■ PROBLEM DESCRIPTION:
Find every line below that contains the word "Analysis" and copy it out.

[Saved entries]
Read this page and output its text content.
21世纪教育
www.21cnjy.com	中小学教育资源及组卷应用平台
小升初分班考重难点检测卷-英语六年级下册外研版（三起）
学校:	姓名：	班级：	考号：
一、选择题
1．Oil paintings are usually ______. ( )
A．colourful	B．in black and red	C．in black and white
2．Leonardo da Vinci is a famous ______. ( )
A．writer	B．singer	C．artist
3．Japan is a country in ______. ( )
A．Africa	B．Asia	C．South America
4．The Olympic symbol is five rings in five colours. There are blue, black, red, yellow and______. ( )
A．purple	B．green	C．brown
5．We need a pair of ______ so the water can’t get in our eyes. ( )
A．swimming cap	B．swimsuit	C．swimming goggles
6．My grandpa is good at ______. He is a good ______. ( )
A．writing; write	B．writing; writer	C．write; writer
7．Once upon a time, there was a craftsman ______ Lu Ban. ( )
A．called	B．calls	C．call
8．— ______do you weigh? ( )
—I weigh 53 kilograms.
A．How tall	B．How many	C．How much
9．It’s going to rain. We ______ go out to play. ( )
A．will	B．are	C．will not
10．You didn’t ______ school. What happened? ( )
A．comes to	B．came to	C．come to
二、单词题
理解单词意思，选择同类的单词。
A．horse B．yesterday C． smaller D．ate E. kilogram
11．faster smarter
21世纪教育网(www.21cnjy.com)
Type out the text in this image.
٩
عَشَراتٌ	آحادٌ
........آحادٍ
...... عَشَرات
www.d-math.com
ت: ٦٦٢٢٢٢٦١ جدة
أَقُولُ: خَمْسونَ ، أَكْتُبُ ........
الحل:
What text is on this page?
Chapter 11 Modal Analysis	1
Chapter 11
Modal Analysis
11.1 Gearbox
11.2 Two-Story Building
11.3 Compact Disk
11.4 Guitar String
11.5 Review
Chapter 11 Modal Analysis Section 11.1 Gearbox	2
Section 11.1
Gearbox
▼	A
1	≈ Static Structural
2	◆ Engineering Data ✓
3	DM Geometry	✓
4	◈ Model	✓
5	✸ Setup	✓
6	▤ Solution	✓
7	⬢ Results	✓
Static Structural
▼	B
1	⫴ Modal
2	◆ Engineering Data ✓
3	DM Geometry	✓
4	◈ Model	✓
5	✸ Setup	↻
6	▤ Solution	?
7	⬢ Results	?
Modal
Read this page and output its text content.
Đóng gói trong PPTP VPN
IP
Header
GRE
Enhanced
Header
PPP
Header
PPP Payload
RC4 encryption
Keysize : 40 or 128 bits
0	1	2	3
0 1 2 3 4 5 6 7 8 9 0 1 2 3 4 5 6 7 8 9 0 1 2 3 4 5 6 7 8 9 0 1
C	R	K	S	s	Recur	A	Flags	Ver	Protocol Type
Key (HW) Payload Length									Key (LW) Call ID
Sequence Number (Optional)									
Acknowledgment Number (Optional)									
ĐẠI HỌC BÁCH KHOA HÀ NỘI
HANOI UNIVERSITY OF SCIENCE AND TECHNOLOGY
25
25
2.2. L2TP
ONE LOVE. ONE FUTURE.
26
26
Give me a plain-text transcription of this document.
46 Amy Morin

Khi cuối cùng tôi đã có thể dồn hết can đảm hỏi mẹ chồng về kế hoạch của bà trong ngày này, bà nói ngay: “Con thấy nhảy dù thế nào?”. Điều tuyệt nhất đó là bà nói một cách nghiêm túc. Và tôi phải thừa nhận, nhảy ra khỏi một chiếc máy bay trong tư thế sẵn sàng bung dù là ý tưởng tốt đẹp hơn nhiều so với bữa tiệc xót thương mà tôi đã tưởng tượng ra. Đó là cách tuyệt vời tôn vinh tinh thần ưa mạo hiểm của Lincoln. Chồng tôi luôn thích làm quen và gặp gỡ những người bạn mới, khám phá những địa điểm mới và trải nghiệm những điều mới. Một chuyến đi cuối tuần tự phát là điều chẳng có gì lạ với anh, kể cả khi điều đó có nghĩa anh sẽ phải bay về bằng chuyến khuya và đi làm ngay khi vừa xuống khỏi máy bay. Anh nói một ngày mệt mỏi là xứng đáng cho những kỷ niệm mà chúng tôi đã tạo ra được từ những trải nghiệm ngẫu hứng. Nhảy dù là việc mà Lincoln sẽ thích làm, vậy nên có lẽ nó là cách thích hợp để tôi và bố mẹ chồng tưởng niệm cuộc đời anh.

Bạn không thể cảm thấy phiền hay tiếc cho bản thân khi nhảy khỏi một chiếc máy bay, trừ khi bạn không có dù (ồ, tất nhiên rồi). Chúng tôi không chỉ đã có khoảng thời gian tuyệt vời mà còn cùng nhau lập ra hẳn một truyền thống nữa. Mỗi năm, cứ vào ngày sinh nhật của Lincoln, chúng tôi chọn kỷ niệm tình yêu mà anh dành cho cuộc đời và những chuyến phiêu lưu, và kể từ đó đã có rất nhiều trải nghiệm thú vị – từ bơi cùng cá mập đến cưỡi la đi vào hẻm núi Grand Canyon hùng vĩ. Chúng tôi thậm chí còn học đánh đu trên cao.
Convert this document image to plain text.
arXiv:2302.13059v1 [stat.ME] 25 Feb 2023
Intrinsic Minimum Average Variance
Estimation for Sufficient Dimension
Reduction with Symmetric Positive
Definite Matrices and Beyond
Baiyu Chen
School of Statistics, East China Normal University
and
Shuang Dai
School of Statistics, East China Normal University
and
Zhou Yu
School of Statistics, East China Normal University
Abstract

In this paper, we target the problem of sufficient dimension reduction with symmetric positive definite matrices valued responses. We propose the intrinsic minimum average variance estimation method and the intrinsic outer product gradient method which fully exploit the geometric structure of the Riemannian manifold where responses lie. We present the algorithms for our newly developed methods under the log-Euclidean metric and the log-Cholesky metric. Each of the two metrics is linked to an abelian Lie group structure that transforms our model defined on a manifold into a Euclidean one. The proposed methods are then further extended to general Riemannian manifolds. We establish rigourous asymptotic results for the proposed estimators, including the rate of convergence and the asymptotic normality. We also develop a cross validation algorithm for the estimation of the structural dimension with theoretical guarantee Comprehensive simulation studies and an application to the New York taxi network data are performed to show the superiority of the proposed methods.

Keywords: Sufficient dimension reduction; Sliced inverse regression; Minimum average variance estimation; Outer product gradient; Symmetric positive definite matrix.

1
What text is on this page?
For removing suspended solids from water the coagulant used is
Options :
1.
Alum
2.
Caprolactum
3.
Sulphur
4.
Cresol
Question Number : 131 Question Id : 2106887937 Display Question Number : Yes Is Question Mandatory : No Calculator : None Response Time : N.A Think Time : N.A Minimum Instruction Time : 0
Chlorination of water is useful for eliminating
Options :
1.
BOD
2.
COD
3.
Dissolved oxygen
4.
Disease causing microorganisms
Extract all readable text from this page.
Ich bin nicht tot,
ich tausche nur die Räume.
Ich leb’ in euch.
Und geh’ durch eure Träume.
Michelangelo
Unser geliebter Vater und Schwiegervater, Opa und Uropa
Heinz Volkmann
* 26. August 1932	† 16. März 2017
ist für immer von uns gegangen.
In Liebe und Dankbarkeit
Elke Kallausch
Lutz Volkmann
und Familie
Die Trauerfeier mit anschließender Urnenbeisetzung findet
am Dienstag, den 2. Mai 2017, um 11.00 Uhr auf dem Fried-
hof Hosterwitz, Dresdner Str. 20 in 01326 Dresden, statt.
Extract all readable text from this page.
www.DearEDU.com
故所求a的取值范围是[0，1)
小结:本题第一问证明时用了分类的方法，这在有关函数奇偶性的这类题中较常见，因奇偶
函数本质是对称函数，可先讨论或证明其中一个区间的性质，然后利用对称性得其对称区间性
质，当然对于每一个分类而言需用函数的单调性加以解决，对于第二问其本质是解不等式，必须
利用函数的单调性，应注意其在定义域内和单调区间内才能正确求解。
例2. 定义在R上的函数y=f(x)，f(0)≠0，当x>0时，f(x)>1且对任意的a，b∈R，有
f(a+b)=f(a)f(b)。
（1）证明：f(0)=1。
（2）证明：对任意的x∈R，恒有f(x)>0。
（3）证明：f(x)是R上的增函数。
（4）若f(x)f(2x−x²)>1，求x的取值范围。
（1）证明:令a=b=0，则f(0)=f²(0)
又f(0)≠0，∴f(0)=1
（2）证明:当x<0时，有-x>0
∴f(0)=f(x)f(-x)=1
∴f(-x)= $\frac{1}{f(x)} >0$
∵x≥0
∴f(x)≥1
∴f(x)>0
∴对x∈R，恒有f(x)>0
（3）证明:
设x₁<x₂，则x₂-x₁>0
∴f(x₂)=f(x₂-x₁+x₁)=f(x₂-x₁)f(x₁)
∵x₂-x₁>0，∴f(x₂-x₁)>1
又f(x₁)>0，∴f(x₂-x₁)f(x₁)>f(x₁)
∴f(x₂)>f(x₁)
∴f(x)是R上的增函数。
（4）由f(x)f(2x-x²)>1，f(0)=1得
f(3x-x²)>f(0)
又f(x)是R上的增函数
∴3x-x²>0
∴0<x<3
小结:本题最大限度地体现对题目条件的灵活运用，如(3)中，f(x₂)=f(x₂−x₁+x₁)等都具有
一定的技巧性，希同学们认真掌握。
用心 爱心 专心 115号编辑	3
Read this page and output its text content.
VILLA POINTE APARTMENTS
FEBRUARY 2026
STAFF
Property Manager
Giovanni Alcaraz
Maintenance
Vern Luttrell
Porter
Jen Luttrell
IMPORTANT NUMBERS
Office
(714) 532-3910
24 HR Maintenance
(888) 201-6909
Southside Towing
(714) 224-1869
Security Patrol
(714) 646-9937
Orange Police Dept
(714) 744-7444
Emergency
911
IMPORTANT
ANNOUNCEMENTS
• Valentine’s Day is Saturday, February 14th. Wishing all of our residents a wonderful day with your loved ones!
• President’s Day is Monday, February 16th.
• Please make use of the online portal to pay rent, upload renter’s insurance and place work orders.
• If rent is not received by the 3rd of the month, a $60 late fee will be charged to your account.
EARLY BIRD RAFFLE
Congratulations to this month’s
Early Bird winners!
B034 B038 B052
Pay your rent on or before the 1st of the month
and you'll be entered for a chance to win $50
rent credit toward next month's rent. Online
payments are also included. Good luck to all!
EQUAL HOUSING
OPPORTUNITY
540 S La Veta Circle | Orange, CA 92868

■ CORRECT OUTPUT:
Chapter 11 Modal Analysis	1
Modal Analysis
Chapter 11 Modal Analysis Section 11.1 Gearbox	2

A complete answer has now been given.